──────── INPUT MATERIAL ────────

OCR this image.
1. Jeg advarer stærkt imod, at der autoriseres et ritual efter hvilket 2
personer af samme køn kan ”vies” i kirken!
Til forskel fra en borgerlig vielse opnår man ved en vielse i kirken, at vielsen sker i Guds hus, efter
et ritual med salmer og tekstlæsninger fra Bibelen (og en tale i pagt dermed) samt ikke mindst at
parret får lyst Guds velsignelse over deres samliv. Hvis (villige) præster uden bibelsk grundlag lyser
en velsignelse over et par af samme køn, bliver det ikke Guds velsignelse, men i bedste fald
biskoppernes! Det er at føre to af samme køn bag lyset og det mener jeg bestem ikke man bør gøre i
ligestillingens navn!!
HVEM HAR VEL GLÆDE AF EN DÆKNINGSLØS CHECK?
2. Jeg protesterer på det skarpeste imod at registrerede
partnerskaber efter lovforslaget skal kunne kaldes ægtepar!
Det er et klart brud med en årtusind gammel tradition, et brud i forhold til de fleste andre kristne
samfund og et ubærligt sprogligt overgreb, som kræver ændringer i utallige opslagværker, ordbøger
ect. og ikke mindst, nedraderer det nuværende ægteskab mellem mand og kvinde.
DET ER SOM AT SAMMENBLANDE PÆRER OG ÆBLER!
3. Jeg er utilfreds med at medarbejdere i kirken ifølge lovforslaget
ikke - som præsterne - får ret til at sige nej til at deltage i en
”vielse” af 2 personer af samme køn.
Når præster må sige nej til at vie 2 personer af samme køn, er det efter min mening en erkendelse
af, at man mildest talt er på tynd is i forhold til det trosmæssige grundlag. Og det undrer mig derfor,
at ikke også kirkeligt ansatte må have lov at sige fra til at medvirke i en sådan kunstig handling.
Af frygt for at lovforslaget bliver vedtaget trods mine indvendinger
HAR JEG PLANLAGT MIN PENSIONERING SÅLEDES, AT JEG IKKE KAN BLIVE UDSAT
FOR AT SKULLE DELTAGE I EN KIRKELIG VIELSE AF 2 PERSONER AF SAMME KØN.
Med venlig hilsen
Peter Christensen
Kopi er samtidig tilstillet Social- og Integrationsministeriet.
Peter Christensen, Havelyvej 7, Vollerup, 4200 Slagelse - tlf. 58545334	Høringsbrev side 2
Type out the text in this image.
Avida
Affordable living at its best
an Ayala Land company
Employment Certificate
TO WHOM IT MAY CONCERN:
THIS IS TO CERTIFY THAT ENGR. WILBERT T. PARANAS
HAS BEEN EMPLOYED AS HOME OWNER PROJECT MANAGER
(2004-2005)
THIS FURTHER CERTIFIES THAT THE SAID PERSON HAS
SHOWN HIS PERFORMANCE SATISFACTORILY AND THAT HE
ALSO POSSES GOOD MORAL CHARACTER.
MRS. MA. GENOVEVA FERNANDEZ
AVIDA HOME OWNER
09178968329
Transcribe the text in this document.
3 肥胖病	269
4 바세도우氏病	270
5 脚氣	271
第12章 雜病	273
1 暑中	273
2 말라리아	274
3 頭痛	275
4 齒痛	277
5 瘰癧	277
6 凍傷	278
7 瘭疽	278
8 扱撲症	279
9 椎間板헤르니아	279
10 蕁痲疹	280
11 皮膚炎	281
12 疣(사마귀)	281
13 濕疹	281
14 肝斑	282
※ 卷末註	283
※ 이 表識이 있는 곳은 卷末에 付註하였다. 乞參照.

────────

- _AIM_
Print the whole listing exactly as it is.

- _RESULT OF THIS TASK_
OCR this image.
1. Jeg advarer stærkt imod, at der autoriseres et ritual efter hvilket 2
personer af samme køn kan ”vies” i kirken!
Til forskel fra en borgerlig vielse opnår man ved en vielse i kirken, at vielsen sker i Guds hus, efter
et ritual med salmer og tekstlæsninger fra Bibelen (og en tale i pagt dermed) samt ikke mindst at
parret får lyst Guds velsignelse over deres samliv. Hvis (villige) præster uden bibelsk grundlag lyser
en velsignelse over et par af samme køn, bliver det ikke Guds velsignelse, men i bedste fald
biskoppernes! Det er at føre to af samme køn bag lyset og det mener jeg bestem ikke man bør gøre i
ligestillingens navn!!
HVEM HAR VEL GLÆDE AF EN DÆKNINGSLØS CHECK?
2. Jeg protesterer på det skarpeste imod at registrerede
partnerskaber efter lovforslaget skal kunne kaldes ægtepar!
Det er et klart brud med en årtusind gammel tradition, et brud i forhold til de fleste andre kristne
samfund og et ubærligt sprogligt overgreb, som kræver ændringer i utallige opslagværker, ordbøger
ect. og ikke mindst, nedraderer det nuværende ægteskab mellem mand og kvinde.
DET ER SOM AT SAMMENBLANDE PÆRER OG ÆBLER!
3. Jeg er utilfreds med at medarbejdere i kirken ifølge lovforslaget
ikke - som præsterne - får ret til at sige nej til at deltage i en
”vielse” af 2 personer af samme køn.
Når præster må sige nej til at vie 2 personer af samme køn, er det efter min mening en erkendelse
af, at man mildest talt er på tynd is i forhold til det trosmæssige grundlag. Og det undrer mig derfor,
at ikke også kirkeligt ansatte må have lov at sige fra til at medvirke i en sådan kunstig handling.
Af frygt for at lovforslaget bliver vedtaget trods mine indvendinger
HAR JEG PLANLAGT MIN PENSIONERING SÅLEDES, AT JEG IKKE KAN BLIVE UDSAT
FOR AT SKULLE DELTAGE I EN KIRKELIG VIELSE AF 2 PERSONER AF SAMME KØN.
Med venlig hilsen
Peter Christensen
Kopi er samtidig tilstillet Social- og Integrationsministeriet.
Peter Christensen, Havelyvej 7, Vollerup, 4200 Slagelse - tlf. 58545334	Høringsbrev side 2
Type out the text in this image.
Avida
Affordable living at its best
an Ayala Land company
Employment Certificate
TO WHOM IT MAY CONCERN:
THIS IS TO CERTIFY THAT ENGR. WILBERT T. PARANAS
HAS BEEN EMPLOYED AS HOME OWNER PROJECT MANAGER
(2004-2005)
THIS FURTHER CERTIFIES THAT THE SAID PERSON HAS
SHOWN HIS PERFORMANCE SATISFACTORILY AND THAT HE
ALSO POSSES GOOD MORAL CHARACTER.
MRS. MA. GENOVEVA FERNANDEZ
AVIDA HOME OWNER
09178968329
Transcribe the text in this document.
3 肥胖病	269
4 바세도우氏病	270
5 脚氣	271
第12章 雜病	273
1 暑中	273
2 말라리아	274
3 頭痛	275
4 齒痛	277
5 瘰癧	277
6 凍傷	278
7 瘭疽	278
8 扱撲症	279
9 椎間板헤르니아	279
10 蕁痲疹	280
11 皮膚炎	281
12 疣(사마귀)	281
13 濕疹	281
14 肝斑	282
※ 卷末註	283
※ 이 表識이 있는 곳은 卷末에 付註하였다. 乞參照.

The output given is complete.